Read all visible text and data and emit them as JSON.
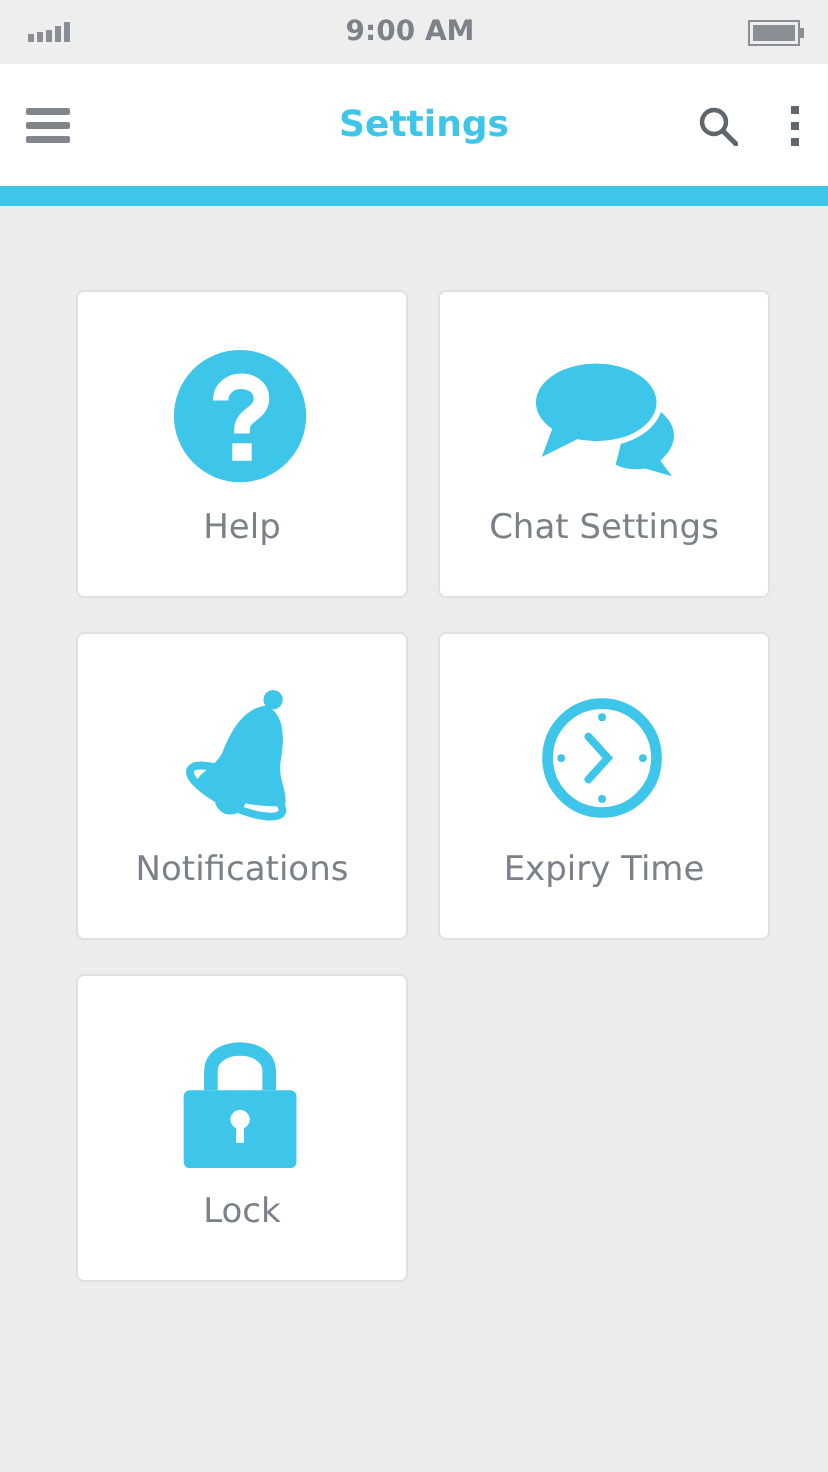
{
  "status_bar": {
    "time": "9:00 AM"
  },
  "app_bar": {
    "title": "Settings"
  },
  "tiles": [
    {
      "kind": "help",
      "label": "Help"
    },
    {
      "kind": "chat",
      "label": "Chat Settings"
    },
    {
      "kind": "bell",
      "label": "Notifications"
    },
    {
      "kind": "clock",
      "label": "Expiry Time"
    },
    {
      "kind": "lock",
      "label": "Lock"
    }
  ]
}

◆ ◆ ◆

Problem ▸
Identify all lines in the records above with the word "Settings".

Problem solution ▸
    "title": "Settings"
      "label": "Chat Settings"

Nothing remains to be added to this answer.